What is required
Look below. Copy each line that has "this" in it.
________________________________________
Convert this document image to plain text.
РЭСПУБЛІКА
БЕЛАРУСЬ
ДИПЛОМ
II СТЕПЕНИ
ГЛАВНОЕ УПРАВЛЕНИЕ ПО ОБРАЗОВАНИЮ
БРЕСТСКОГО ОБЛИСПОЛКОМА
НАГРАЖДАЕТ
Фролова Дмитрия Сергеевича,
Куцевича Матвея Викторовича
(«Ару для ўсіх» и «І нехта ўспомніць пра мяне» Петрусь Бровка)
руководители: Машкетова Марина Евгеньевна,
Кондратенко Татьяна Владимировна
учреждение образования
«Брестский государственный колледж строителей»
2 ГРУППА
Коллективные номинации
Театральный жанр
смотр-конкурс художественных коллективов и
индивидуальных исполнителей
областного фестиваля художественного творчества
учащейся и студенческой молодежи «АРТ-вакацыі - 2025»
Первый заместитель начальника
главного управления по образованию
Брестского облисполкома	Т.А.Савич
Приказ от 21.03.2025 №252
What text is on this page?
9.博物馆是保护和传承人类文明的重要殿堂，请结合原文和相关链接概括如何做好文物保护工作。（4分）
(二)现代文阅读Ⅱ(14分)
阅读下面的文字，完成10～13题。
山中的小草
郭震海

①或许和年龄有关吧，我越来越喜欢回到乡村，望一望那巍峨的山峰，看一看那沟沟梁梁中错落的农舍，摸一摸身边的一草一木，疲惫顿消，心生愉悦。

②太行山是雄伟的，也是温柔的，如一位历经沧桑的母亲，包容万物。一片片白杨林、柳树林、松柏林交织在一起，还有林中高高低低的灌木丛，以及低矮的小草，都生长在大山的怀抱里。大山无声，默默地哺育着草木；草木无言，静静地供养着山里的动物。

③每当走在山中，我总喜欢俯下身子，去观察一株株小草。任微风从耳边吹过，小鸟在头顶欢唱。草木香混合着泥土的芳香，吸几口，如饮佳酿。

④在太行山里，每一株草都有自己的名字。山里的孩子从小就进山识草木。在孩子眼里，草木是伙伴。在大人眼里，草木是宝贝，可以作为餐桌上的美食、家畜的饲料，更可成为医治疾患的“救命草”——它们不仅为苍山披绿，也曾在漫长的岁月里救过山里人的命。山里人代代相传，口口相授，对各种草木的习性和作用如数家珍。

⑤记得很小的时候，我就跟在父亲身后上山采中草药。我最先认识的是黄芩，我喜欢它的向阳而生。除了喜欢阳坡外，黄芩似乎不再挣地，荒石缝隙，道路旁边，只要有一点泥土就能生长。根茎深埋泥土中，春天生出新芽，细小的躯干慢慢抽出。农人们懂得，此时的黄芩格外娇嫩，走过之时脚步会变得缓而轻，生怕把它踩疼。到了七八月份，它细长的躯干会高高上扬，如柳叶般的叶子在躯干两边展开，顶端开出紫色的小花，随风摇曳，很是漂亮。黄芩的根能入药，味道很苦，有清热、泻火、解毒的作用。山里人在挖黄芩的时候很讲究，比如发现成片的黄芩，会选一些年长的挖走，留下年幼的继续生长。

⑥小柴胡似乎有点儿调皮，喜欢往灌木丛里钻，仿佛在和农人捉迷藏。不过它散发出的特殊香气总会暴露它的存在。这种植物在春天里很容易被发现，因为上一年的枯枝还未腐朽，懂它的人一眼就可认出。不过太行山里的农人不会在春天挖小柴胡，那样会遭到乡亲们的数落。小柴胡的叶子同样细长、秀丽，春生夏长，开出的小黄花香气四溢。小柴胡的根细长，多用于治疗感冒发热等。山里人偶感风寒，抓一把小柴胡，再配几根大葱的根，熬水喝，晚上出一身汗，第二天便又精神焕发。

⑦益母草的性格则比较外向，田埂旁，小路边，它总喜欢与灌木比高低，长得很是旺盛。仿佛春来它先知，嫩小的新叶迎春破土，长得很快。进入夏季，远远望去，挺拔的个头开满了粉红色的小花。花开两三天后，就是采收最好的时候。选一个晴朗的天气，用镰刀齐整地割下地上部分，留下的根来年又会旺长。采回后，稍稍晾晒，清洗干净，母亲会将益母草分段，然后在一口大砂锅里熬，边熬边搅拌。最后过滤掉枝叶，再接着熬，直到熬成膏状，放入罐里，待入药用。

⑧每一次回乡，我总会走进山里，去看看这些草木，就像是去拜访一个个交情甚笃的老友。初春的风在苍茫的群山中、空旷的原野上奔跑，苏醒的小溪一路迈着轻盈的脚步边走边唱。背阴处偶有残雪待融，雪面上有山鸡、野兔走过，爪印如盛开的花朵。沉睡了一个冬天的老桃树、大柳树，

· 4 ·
________________________________________
Exercise response
Convert this document image to plain text.
What text is on this page?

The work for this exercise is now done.